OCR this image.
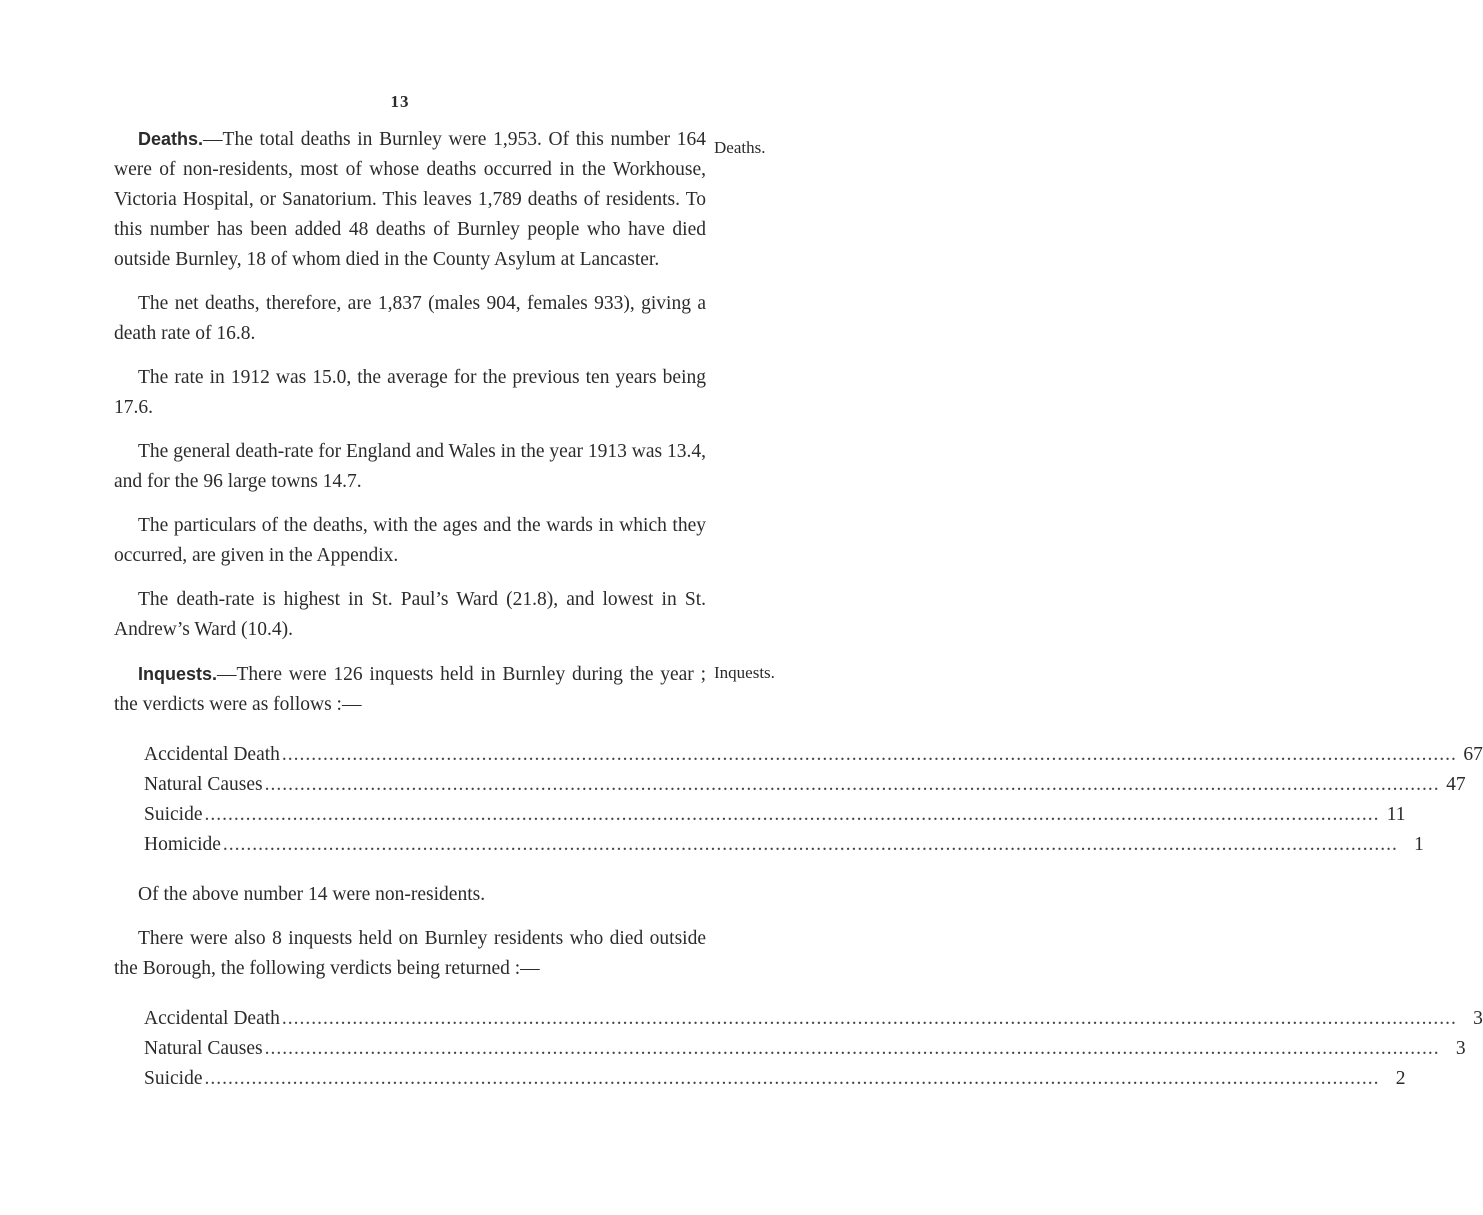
13
Deaths.
Inquests.

Deaths.—The total deaths in Burnley were 1,953. Of this number 164 were of non-residents, most of whose deaths occurred in the Workhouse, Victoria Hospital, or Sanatorium. This leaves 1,789 deaths of residents. To this number has been added 48 deaths of Burnley people who have died outside Burnley, 18 of whom died in the County Asylum at Lancaster.

The net deaths, therefore, are 1,837 (males 904, females 933), giving a death rate of 16.8.

The rate in 1912 was 15.0, the average for the previous ten years being 17.6.

The general death-rate for England and Wales in the year 1913 was 13.4, and for the 96 large towns 14.7.

The particulars of the deaths, with the ages and the wards in which they occurred, are given in the Appendix.

The death-rate is highest in St. Paul’s Ward (21.8), and lowest in St. Andrew’s Ward (10.4).

Inquests.—There were 126 inquests held in Burnley during the year ; the verdicts were as follows :—

Accidental Death ........................................................................................................................................................................................................ 67
Natural Causes ........................................................................................................................................................................................................ 47
Suicide ........................................................................................................................................................................................................ 11
Homicide ........................................................................................................................................................................................................ 1

Of the above number 14 were non-residents.

There were also 8 inquests held on Burnley residents who died outside the Borough, the following verdicts being returned :—

Accidental Death ........................................................................................................................................................................................................ 3
Natural Causes ........................................................................................................................................................................................................ 3
Suicide ........................................................................................................................................................................................................ 2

++++++

» Problem
Quote every record above exactly, leaving out the pictures.

» Exercise response
OCR this image.
13
Deaths.
Inquests.

Deaths.—The total deaths in Burnley were 1,953. Of this number 164 were of non-residents, most of whose deaths occurred in the Workhouse, Victoria Hospital, or Sanatorium. This leaves 1,789 deaths of residents. To this number has been added 48 deaths of Burnley people who have died outside Burnley, 18 of whom died in the County Asylum at Lancaster.

The net deaths, therefore, are 1,837 (males 904, females 933), giving a death rate of 16.8.

The rate in 1912 was 15.0, the average for the previous ten years being 17.6.

The general death-rate for England and Wales in the year 1913 was 13.4, and for the 96 large towns 14.7.

The particulars of the deaths, with the ages and the wards in which they occurred, are given in the Appendix.

The death-rate is highest in St. Paul’s Ward (21.8), and lowest in St. Andrew’s Ward (10.4).

Inquests.—There were 126 inquests held in Burnley during the year ; the verdicts were as follows :—

Accidental Death ........................................................................................................................................................................................................ 67
Natural Causes ........................................................................................................................................................................................................ 47
Suicide ........................................................................................................................................................................................................ 11
Homicide ........................................................................................................................................................................................................ 1

Of the above number 14 were non-residents.

There were also 8 inquests held on Burnley residents who died outside the Borough, the following verdicts being returned :—

Accidental Death ........................................................................................................................................................................................................ 3
Natural Causes ........................................................................................................................................................................................................ 3
Suicide ........................................................................................................................................................................................................ 2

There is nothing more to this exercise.